The Place Was Jammin, The Crowd Was Hecka Crammin
(originally written 10/27/12)
With the San Francisco Giants 27 outs away from a championship and the Detroit Tigers 108, it seems fair to say the Orange and Black will likely emerge victorious. Anticipation of a second World Series parade in the last 24 months inspired me to revisit the unforgettable 2010 celebration.
I knew exactly what I was about to put myself through when vowing that nothing short of my murder would stop me from at least attending the Giants’ celebratory parade in…shudder…downtown San Francisco, a region I detest with every fiber of my being and avoid like a crazy ex. I was acutely aware of the expected turnout—people from not only the Bay Area, but up and down the state and even outside of the state felt the same way as I did…
They HAD to be there.
Given the projections by local T.V. news, I half-expected Giants fans from Costa Rica, Africa, and Neptune to turn up. Hell, by the time I got through listening to KRON’s reports, I was convinced Wilma Flinstone, MC Skat Kat, and perhaps even Moses himself would drop in to pay tribute. (Trust me, if KRON’s anchor was told Moses was coming, she’d see no reason to be skeptical.)
But I HAD to be there. I hadn’t rooted for a Giants’ World Championship for 20 years only to not salute them in person when they achieved it. Besides, as a fledgling sports writer, it was something of a professional obligation to report to the scene for the purposes of taking my readers there with me.

Given information:

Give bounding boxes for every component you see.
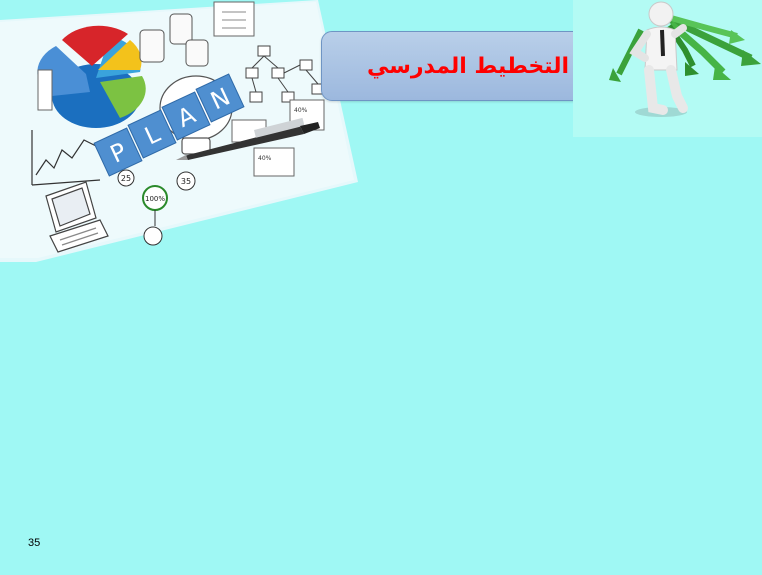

Given problem 1: In the piece about the Giants' 2010 parade, how many years had the writer rooted for a Giants World Championship before they won one?
Given problem 2: Extend the piece about the Giants' 2010 championship parade, picking up after its final sentence.

Task answer 1: 20 years.

Task answer 2:
So I hopped in the car and took off—fully expecting to not hop out for two hours or more due to the crush of traffic. Surprisingly, I-280 did not jam at all; I made it clear to The City in less than an hour from my San Jose home. Knowing streets would be closed and traffic in the area would be five times the nightmare it usually is, I parked a mile away and hiked to the scene.
I ended up at the three-way intersection of Market, McCallister and Jones, where the parade route veered off Market St. toward Civic Center Plaza. That was NOT where I intended to post—the mass of human flesh basically impeded any further progress.
From there, it only grew. Bodies literally pressing against bodies hundreds deep—compared to a lot of others, I didn’t have the WORST view in the house, but I could not see any cars. Only the cable cars, UPS vehicles, and double-decker buses which led the motorcade were visible to me—and even then only partially, as dozens of camera-clutching hands raised high for the best available angle. (Somehow, I get the feeling this problem didn’t exist in 1958.)
There were kids climbing a fire escape across McCallister, making it all the way to a rooftop before police ordered them down (but not before the crowd urged one of them to “jump”). There were people perched atop pedestrian traffic signals and mailboxes. One guy even scaled the side of a building a la Spider Man using the thinnest of window sills. I have no idea how he got down.
The meat of the parade did not start at 11am or even 11:30 am. It wasn’t until about 11:40 that the first “real” vehicle progressed, carrying a number of folks including Duane Kuiper and Mike Krukow. Admittedly, at this point, I was seriously considering leaving. You have to understand, there was NO wiggle room. It was body-on-body and people continually kept trying to worm through—plus the sun was beginning to heat up. I got so sick of hearing “Excuse Me” and scrunching up that I started telling people “I can’t move!” just so they’d go away. It’s not like they were going to get a better sightline. If I’m 6’2” and can’t see, Holt from The Cleveland Show isn’t going to see anything, either.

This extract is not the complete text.